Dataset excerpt
** BEGIN **
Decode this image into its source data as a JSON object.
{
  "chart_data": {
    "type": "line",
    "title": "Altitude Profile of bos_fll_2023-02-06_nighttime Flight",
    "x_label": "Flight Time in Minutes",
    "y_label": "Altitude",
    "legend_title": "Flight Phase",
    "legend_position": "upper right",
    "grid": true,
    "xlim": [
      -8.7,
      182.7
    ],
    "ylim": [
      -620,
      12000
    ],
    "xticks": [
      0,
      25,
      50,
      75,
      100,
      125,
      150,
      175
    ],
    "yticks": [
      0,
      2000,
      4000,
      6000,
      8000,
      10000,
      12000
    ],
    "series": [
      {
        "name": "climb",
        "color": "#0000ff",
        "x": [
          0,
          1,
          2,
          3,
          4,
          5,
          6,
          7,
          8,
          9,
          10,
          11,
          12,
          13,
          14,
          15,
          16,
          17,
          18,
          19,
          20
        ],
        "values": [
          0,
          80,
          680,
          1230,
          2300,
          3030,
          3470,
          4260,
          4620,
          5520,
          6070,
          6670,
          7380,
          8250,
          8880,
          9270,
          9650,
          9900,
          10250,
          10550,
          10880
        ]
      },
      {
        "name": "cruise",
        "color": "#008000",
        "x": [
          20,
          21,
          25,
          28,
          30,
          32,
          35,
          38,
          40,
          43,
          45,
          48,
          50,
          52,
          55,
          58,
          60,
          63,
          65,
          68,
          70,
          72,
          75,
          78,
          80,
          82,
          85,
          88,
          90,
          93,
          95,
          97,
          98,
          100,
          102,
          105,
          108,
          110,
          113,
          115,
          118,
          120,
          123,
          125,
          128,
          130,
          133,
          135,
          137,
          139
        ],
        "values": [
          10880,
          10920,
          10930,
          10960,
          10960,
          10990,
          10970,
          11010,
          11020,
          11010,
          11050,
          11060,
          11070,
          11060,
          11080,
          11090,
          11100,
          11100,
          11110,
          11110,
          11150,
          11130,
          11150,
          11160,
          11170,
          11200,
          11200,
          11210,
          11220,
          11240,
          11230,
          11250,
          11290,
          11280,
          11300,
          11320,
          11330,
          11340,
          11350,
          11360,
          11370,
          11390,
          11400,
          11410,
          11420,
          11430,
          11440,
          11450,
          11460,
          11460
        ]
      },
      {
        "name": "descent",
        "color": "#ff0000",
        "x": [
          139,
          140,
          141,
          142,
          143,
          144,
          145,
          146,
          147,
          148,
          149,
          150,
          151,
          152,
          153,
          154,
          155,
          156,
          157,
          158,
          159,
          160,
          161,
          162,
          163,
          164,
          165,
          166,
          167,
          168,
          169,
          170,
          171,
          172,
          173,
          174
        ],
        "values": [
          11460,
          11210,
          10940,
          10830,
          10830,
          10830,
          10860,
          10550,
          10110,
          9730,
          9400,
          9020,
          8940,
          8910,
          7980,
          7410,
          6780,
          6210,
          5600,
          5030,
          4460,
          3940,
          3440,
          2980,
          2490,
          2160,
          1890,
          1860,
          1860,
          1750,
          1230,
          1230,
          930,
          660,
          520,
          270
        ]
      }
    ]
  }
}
** END **
Instructions to follow:
Return the entries above exactly, each one complete.

Exercise result:
Decode this image into its source data as a JSON object.
{
  "chart_data": {
    "type": "line",
    "title": "Altitude Profile of bos_fll_2023-02-06_nighttime Flight",
    "x_label": "Flight Time in Minutes",
    "y_label": "Altitude",
    "legend_title": "Flight Phase",
    "legend_position": "upper right",
    "grid": true,
    "xlim": [
      -8.7,
      182.7
    ],
    "ylim": [
      -620,
      12000
    ],
    "xticks": [
      0,
      25,
      50,
      75,
      100,
      125,
      150,
      175
    ],
    "yticks": [
      0,
      2000,
      4000,
      6000,
      8000,
      10000,
      12000
    ],
    "series": [
      {
        "name": "climb",
        "color": "#0000ff",
        "x": [
          0,
          1,
          2,
          3,
          4,
          5,
          6,
          7,
          8,
          9,
          10,
          11,
          12,
          13,
          14,
          15,
          16,
          17,
          18,
          19,
          20
        ],
        "values": [
          0,
          80,
          680,
          1230,
          2300,
          3030,
          3470,
          4260,
          4620,
          5520,
          6070,
          6670,
          7380,
          8250,
          8880,
          9270,
          9650,
          9900,
          10250,
          10550,
          10880
        ]
      },
      {
        "name": "cruise",
        "color": "#008000",
        "x": [
          20,
          21,
          25,
          28,
          30,
          32,
          35,
          38,
          40,
          43,
          45,
          48,
          50,
          52,
          55,
          58,
          60,
          63,
          65,
          68,
          70,
          72,
          75,
          78,
          80,
          82,
          85,
          88,
          90,
          93,
          95,
          97,
          98,
          100,
          102,
          105,
          108,
          110,
          113,
          115,
          118,
          120,
          123,
          125,
          128,
          130,
          133,
          135,
          137,
          139
        ],
        "values": [
          10880,
          10920,
          10930,
          10960,
          10960,
          10990,
          10970,
          11010,
          11020,
          11010,
          11050,
          11060,
          11070,
          11060,
          11080,
          11090,
          11100,
          11100,
          11110,
          11110,
          11150,
          11130,
          11150,
          11160,
          11170,
          11200,
          11200,
          11210,
          11220,
          11240,
          11230,
          11250,
          11290,
          11280,
          11300,
          11320,
          11330,
          11340,
          11350,
          11360,
          11370,
          11390,
          11400,
          11410,
          11420,
          11430,
          11440,
          11450,
          11460,
          11460
        ]
      },
      {
        "name": "descent",
        "color": "#ff0000",
        "x": [
          139,
          140,
          141,
          142,
          143,
          144,
          145,
          146,
          147,
          148,
          149,
          150,
          151,
          152,
          153,
          154,
          155,
          156,
          157,
          158,
          159,
          160,
          161,
          162,
          163,
          164,
          165,
          166,
          167,
          168,
          169,
          170,
          171,
          172,
          173,
          174
        ],
        "values": [
          11460,
          11210,
          10940,
          10830,
          10830,
          10830,
          10860,
          10550,
          10110,
          9730,
          9400,
          9020,
          8940,
          8910,
          7980,
          7410,
          6780,
          6210,
          5600,
          5030,
          4460,
          3940,
          3440,
          2980,
          2490,
          2160,
          1890,
          1860,
          1860,
          1750,
          1230,
          1230,
          930,
          660,
          520,
          270
        ]
      }
    ]
  }
}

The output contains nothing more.